# AIM
Give, as a bare number, the count of lines that contain the word "上苑观点".

# INPUT
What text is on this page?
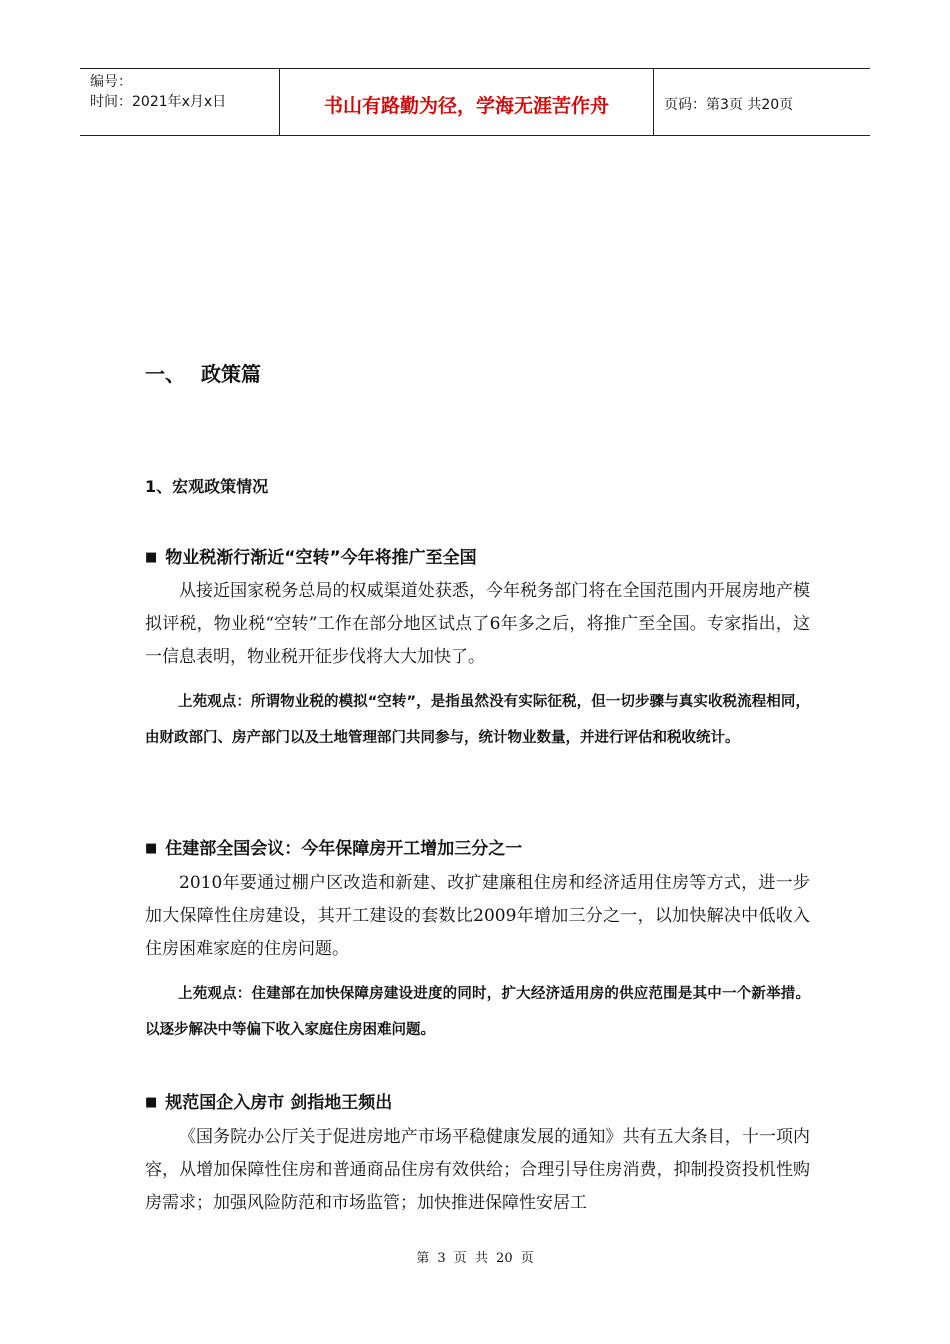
编号：
时间：2021年x月x日	书山有路勤为径，学海无涯苦作舟	页码：第3页 共20页
一、 政策篇
1、宏观政策情况
■ 物业税渐行渐近“空转”今年将推广至全国
从接近国家税务总局的权威渠道处获悉，今年税务部门将在全国范围内开展房地产模拟评税，物业税“空转”工作在部分地区试点了6年多之后，将推广至全国。专家指出，这一信息表明，物业税开征步伐将大大加快了。
上苑观点：所谓物业税的模拟“空转”，是指虽然没有实际征税，但一切步骤与真实收税流程相同，由财政部门、房产部门以及土地管理部门共同参与，统计物业数量，并进行评估和税收统计。
■ 住建部全国会议：今年保障房开工增加三分之一
2010年要通过棚户区改造和新建、改扩建廉租住房和经济适用住房等方式，进一步加大保障性住房建设，其开工建设的套数比2009年增加三分之一，以加快解决中低收入住房困难家庭的住房问题。
上苑观点：住建部在加快保障房建设进度的同时，扩大经济适用房的供应范围是其中一个新举措。以逐步解决中等偏下收入家庭住房困难问题。
■ 规范国企入房市 剑指地王频出
《国务院办公厅关于促进房地产市场平稳健康发展的通知》共有五大条目，十一项内容，从增加保障性住房和普通商品住房有效供给；合理引导住房消费，抑制投资投机性购房需求；加强风险防范和市场监管；加快推进保障性安居工
第 3 页 共 20 页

# REPLY
2